Problem statement -
Go through the entries and say how many lines contain the string "Current". The number is the whole answer.

Input -
####################

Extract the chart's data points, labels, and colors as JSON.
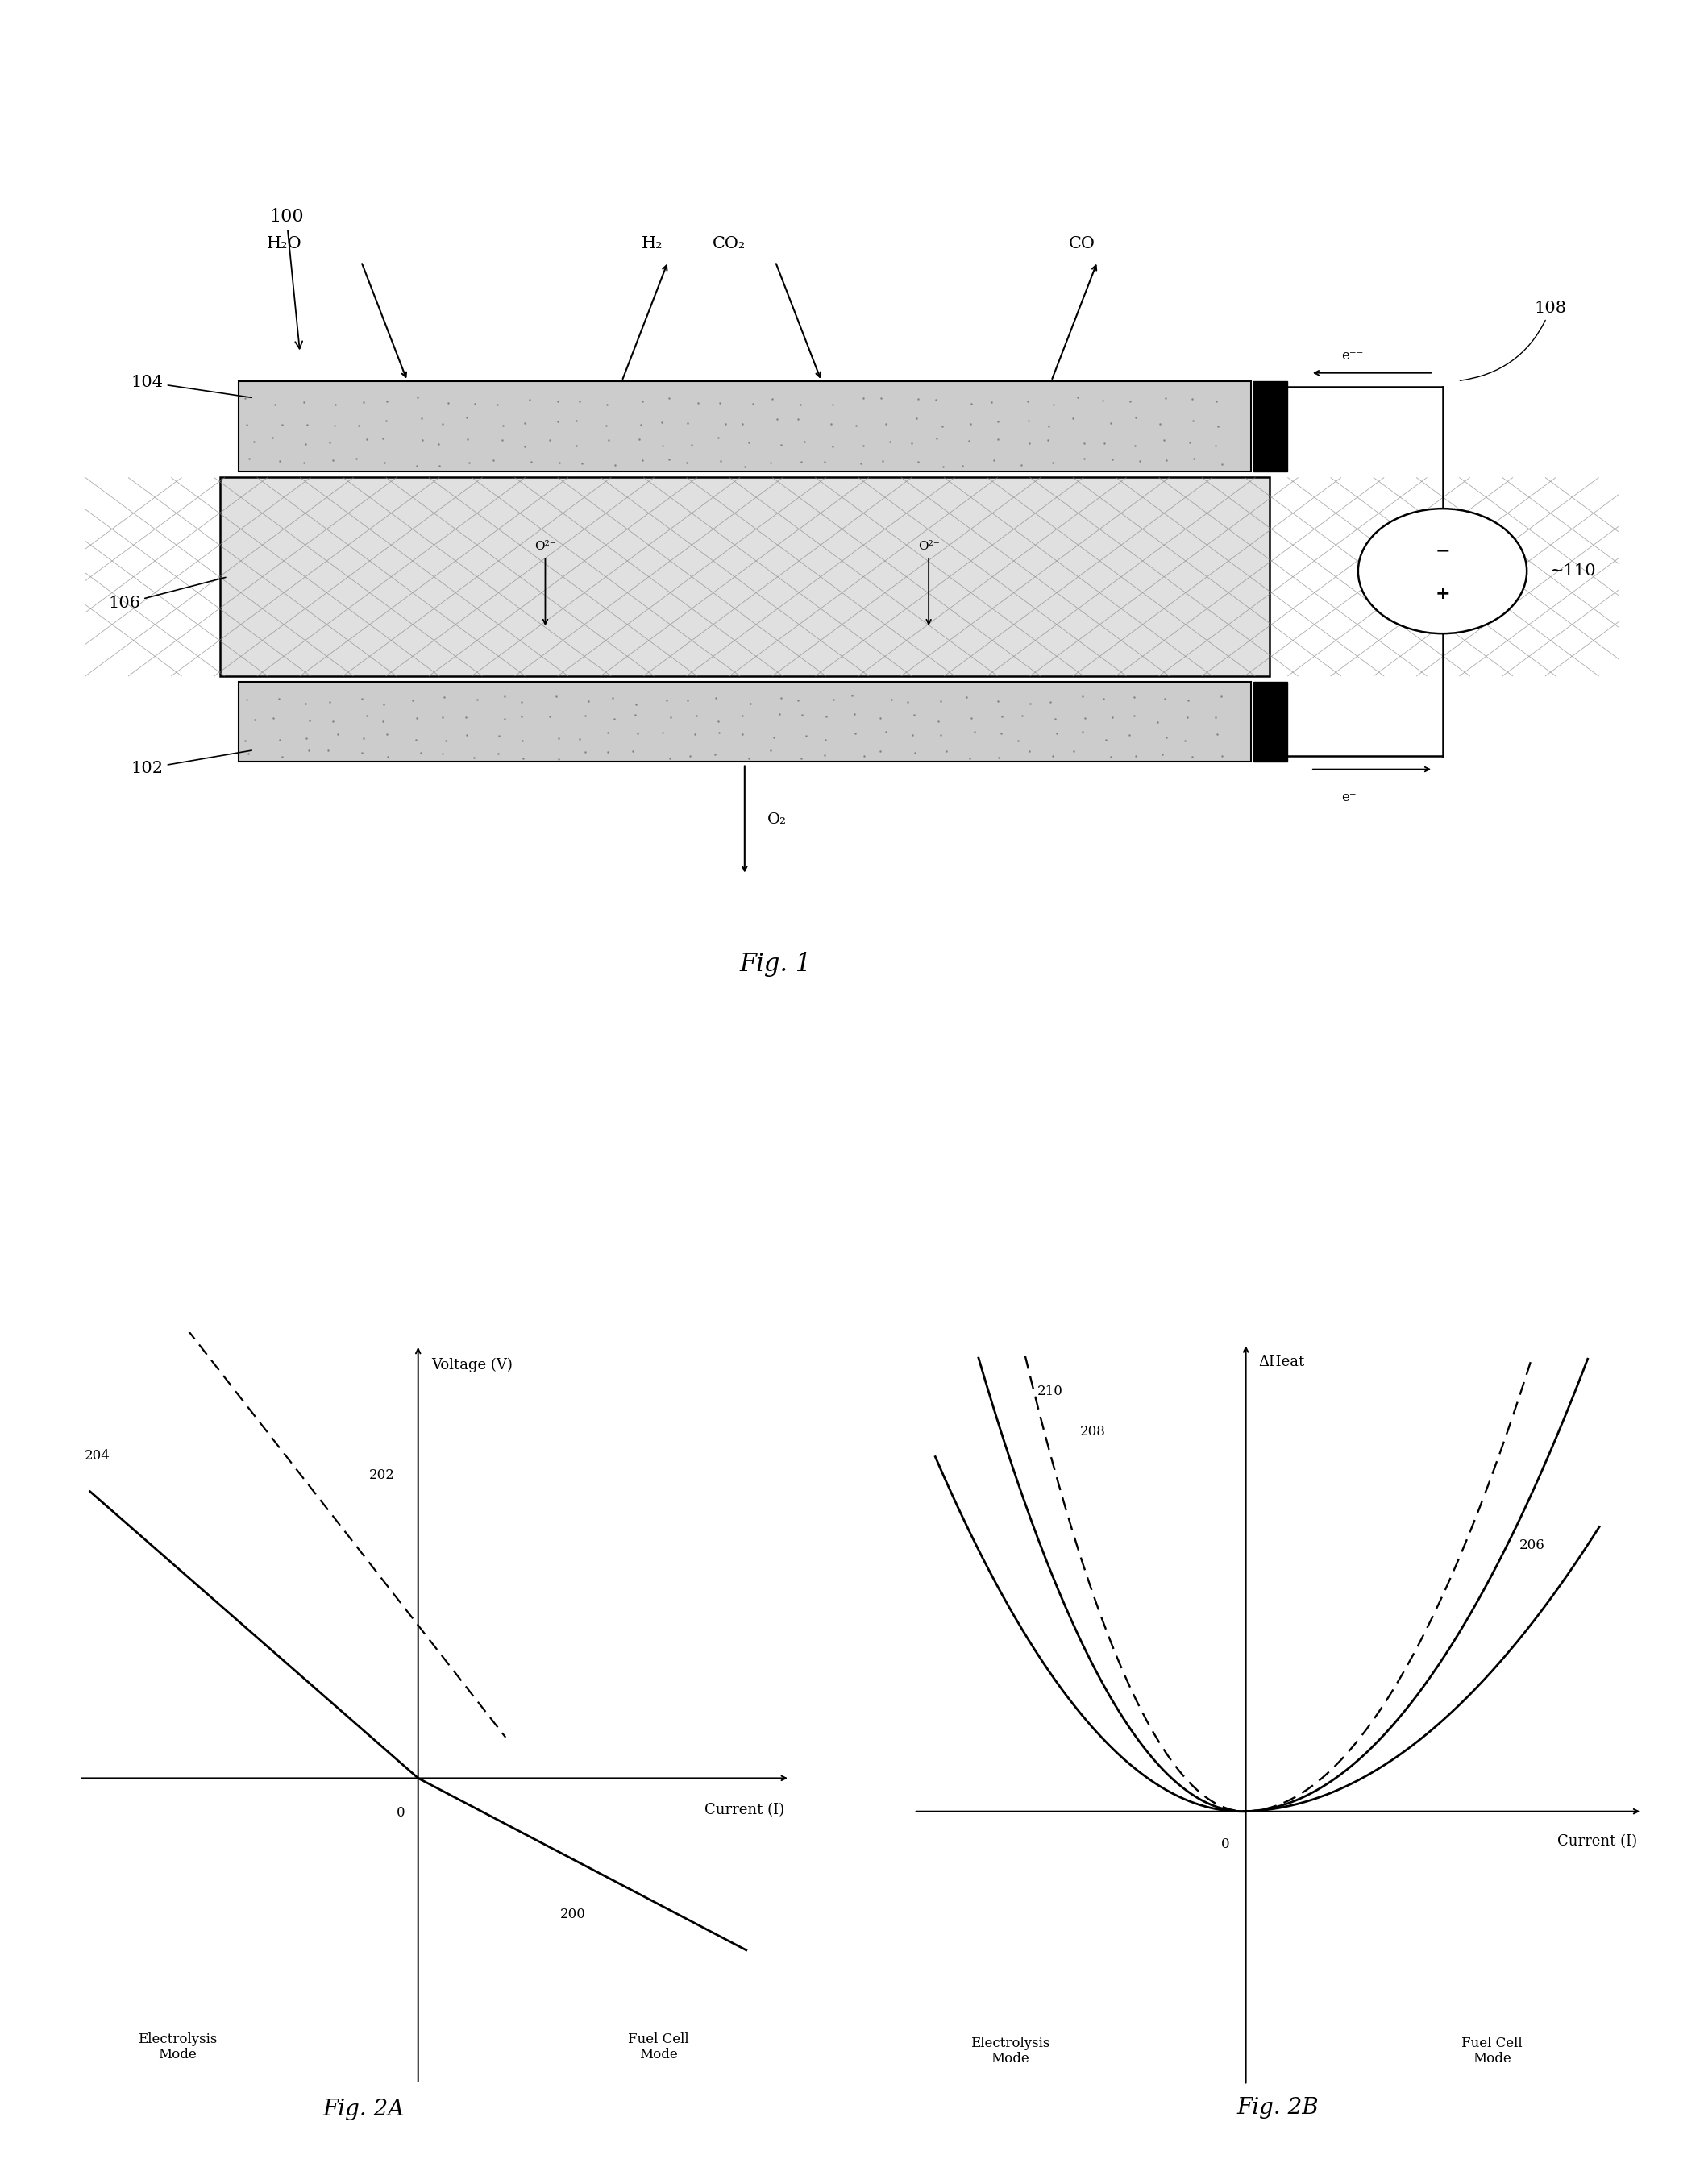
{
  "fig_width": 21.14,
  "fig_height": 27.1,
  "bg_color": "#ffffff",
  "label_100": "100",
  "label_104": "104",
  "label_106": "106",
  "label_102": "102",
  "label_108": "108",
  "label_110": "110",
  "gases_top": [
    "H₂O",
    "H₂",
    "CO₂",
    "CO"
  ],
  "label_O2": "O₂",
  "label_eminus_top": "e⁻⁻",
  "label_eminus_bot": "e⁻",
  "fig1_label": "Fig. 1",
  "fig2a_label": "Fig. 2A",
  "fig2b_label": "Fig. 2B",
  "label_202": "202",
  "label_200": "200",
  "label_204": "204",
  "label_206": "206",
  "label_208": "208",
  "label_210": "210",
  "voltage_label": "Voltage (V)",
  "current_label_2a": "Current (I)",
  "current_label_2b": "Current (I)",
  "delta_heat_label": "ΔHeat",
  "electrolysis_label": "Electrolysis\nMode",
  "fuel_cell_label": "Fuel Cell\nMode",
  "label_0_2a": "0",
  "label_0_2b": "0",
  "gray_light": "#cccccc",
  "gray_mid": "#bbbbbb",
  "hatch_color": "#999999",
  "black": "#000000",
  "o2minus_label": "O²⁻"
}
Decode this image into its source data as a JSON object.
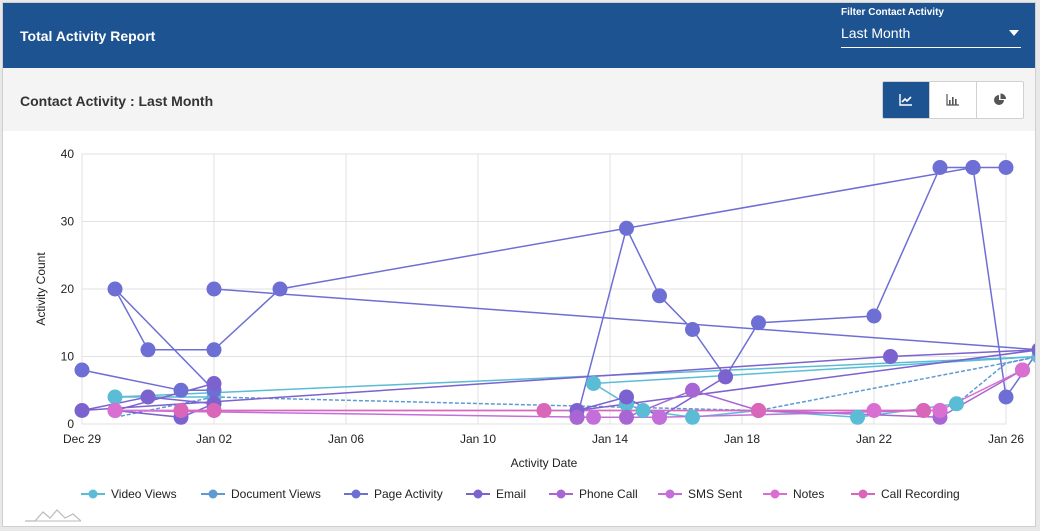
{
  "header": {
    "title": "Total Activity Report",
    "filter_label": "Filter Contact Activity",
    "filter_value": "Last Month"
  },
  "subheader": {
    "title": "Contact Activity : Last Month",
    "view_buttons": [
      {
        "icon": "line-chart-icon",
        "active": true
      },
      {
        "icon": "bar-chart-icon",
        "active": false
      },
      {
        "icon": "pie-chart-icon",
        "active": false
      }
    ]
  },
  "colors": {
    "header_bg": "#1e5391",
    "video_views": "#5bbcd6",
    "document_views": "#5e9bd0",
    "page_activity": "#6d6fd4",
    "email": "#7b62cf",
    "phone_call": "#a866d4",
    "sms_sent": "#c46fd9",
    "notes": "#d86fd1",
    "call_recording": "#d966b9"
  },
  "chart_data": {
    "type": "line",
    "xlabel": "Activity Date",
    "ylabel": "Activity Count",
    "ylim": [
      0,
      40
    ],
    "yticks": [
      "0",
      "10",
      "20",
      "30",
      "40"
    ],
    "xticks": [
      "Dec 29",
      "Jan 02",
      "Jan 06",
      "Jan 10",
      "Jan 14",
      "Jan 18",
      "Jan 22",
      "Jan 26"
    ],
    "grid": true,
    "legend_position": "bottom",
    "series": [
      {
        "name": "Video Views",
        "color": "#5bbcd6",
        "dashed": false,
        "marker": true,
        "x": [
          32,
          29,
          25,
          11.5,
          12.5,
          13,
          14.5,
          16.5,
          19.5,
          22.5
        ],
        "y": [
          4,
          4,
          10,
          6,
          3,
          2,
          1,
          2,
          1,
          3
        ]
      },
      {
        "name": "Document Views",
        "color": "#5e9bd0",
        "dashed": true,
        "marker": false,
        "x": [
          29,
          32,
          16.5,
          25,
          24,
          22.5
        ],
        "y": [
          1,
          4,
          2,
          10,
          9,
          3
        ]
      },
      {
        "name": "Page Activity",
        "color": "#6d6fd4",
        "dashed": false,
        "marker": true,
        "x": [
          28,
          31,
          32,
          29,
          30,
          32,
          34,
          23,
          24,
          23
        ],
        "y": [
          8,
          5,
          5,
          20,
          11,
          11,
          20,
          38,
          38,
          38
        ]
      },
      {
        "name": "Page Activity",
        "color": "#6d6fd4",
        "dashed": false,
        "marker": true,
        "x": [
          32,
          25,
          24,
          23,
          22,
          20,
          16.5,
          15.5,
          14.5,
          13.5,
          12.5,
          11
        ],
        "y": [
          20,
          11,
          4,
          38,
          38,
          16,
          15,
          7,
          14,
          19,
          29,
          1
        ]
      },
      {
        "name": "Email",
        "color": "#7b62cf",
        "dashed": false,
        "marker": true,
        "x": [
          32,
          29,
          31,
          32,
          30,
          28,
          20.5,
          25,
          11,
          12.5,
          13.5,
          15.5
        ],
        "y": [
          6,
          2,
          1,
          3,
          4,
          2,
          10,
          11,
          2,
          4,
          1,
          7
        ]
      },
      {
        "name": "Phone Call",
        "color": "#a866d4",
        "dashed": false,
        "marker": true,
        "x": [
          11,
          12.5,
          14.5,
          16.5,
          22,
          24.5
        ],
        "y": [
          1,
          1,
          5,
          2,
          1,
          8
        ]
      },
      {
        "name": "SMS Sent",
        "color": "#c46fd9",
        "dashed": false,
        "marker": true,
        "x": [
          32,
          29,
          11.5,
          13.5,
          21.5,
          22
        ],
        "y": [
          2,
          2,
          1,
          1,
          2,
          2
        ]
      },
      {
        "name": "Notes",
        "color": "#d86fd1",
        "dashed": false,
        "marker": true,
        "x": [
          29,
          31,
          16.5,
          20,
          22,
          24.5
        ],
        "y": [
          2,
          2,
          2,
          2,
          2,
          8
        ]
      },
      {
        "name": "Call Recording",
        "color": "#d966b9",
        "dashed": false,
        "marker": true,
        "x": [
          31,
          32,
          10,
          16.5,
          21.5
        ],
        "y": [
          2,
          2,
          2,
          2,
          2
        ]
      }
    ]
  }
}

####################

Answer for the task -
2